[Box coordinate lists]

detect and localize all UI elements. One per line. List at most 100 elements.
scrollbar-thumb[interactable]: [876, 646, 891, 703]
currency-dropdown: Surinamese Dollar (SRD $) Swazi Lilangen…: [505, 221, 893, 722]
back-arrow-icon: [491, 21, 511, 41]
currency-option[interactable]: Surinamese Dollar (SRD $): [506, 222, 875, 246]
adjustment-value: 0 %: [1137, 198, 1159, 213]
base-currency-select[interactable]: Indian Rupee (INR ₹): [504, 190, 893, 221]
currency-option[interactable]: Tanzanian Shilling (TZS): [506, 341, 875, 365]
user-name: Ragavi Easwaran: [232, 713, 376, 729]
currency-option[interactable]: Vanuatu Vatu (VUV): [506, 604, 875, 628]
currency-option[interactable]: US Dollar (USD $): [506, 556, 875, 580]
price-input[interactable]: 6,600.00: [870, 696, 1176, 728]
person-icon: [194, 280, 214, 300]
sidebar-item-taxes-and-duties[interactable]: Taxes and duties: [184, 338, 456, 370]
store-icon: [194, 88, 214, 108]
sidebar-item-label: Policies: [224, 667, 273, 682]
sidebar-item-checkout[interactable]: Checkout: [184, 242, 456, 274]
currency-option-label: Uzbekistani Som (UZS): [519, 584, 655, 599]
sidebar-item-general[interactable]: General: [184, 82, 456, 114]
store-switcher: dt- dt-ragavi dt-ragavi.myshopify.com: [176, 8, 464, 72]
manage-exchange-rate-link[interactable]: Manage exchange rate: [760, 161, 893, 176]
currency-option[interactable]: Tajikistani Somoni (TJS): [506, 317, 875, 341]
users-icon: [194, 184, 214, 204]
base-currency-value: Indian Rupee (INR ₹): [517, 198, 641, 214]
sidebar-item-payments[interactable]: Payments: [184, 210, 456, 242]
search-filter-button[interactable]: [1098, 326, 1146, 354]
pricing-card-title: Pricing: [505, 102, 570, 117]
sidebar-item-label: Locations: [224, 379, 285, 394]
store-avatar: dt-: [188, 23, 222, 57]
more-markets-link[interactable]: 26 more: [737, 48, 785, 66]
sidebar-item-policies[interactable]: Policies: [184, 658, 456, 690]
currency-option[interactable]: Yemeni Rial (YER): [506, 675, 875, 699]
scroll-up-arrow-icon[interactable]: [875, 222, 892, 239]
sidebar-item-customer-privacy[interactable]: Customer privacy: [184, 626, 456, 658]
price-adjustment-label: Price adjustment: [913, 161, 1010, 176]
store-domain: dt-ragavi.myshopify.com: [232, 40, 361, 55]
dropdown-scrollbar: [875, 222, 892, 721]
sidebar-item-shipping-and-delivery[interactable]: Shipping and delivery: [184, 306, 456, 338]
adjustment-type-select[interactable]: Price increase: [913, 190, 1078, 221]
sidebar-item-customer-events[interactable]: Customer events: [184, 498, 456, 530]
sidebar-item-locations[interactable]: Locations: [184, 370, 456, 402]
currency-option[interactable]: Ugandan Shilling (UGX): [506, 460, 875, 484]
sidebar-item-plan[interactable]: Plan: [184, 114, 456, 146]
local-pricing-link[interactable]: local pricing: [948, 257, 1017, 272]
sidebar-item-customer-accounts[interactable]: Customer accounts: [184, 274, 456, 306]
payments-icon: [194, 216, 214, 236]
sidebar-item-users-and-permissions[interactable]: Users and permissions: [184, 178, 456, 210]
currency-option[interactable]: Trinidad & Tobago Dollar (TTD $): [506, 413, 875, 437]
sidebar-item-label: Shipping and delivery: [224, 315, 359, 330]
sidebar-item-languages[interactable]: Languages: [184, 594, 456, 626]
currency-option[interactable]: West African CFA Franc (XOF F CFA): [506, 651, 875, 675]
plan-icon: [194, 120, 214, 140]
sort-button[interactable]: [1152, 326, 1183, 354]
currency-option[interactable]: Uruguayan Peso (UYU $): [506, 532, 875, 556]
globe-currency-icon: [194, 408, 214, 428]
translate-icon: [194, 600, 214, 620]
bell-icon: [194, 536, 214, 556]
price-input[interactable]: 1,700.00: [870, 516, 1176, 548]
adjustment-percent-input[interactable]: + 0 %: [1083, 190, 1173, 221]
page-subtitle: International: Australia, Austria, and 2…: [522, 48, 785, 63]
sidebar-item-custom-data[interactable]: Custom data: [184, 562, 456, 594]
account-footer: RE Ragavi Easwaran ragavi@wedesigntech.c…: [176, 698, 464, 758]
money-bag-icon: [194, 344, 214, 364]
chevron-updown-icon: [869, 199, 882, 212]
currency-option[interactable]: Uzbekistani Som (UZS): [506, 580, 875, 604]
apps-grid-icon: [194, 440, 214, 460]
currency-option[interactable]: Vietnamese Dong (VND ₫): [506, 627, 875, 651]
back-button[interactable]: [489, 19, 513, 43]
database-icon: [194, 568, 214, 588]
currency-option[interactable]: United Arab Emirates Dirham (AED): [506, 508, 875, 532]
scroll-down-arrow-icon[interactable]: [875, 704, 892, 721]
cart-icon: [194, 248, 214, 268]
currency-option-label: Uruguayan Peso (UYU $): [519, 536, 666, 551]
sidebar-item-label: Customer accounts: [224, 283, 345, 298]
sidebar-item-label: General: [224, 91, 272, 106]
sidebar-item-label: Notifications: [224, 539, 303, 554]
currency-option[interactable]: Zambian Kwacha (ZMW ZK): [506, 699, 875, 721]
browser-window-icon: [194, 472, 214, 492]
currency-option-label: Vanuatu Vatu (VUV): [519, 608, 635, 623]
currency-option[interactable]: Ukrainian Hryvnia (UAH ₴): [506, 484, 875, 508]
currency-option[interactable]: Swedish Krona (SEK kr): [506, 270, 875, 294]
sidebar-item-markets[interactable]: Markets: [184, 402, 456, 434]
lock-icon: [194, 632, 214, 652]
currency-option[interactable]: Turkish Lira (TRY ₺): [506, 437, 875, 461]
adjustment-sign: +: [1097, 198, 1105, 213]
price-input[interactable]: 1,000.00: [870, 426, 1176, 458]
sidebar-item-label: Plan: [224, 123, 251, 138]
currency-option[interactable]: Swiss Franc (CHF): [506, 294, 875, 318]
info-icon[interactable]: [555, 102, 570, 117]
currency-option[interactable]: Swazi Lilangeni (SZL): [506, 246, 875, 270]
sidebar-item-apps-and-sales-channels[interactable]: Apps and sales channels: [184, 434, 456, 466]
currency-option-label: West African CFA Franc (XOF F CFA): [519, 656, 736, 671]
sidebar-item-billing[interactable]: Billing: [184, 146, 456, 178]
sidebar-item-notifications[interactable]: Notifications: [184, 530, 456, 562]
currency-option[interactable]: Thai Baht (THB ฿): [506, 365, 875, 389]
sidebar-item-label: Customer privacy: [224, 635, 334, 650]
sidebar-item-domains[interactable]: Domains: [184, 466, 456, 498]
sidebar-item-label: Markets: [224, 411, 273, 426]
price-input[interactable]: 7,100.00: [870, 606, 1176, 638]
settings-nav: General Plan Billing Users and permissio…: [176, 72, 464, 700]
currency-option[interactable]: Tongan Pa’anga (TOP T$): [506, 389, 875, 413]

* _Task instructions_
Please copy the lines of the data above, starting from the very beginning and going on through the line that contains "back-arrow-icon: [491, 21, 511, 41]", including that line.

* _Response to the task_
detect and localize all UI elements. One per line. List at most 100 elements.
scrollbar-thumb[interactable]: [876, 646, 891, 703]
currency-dropdown: Surinamese Dollar (SRD $) Swazi Lilangen…: [505, 221, 893, 722]
back-arrow-icon: [491, 21, 511, 41]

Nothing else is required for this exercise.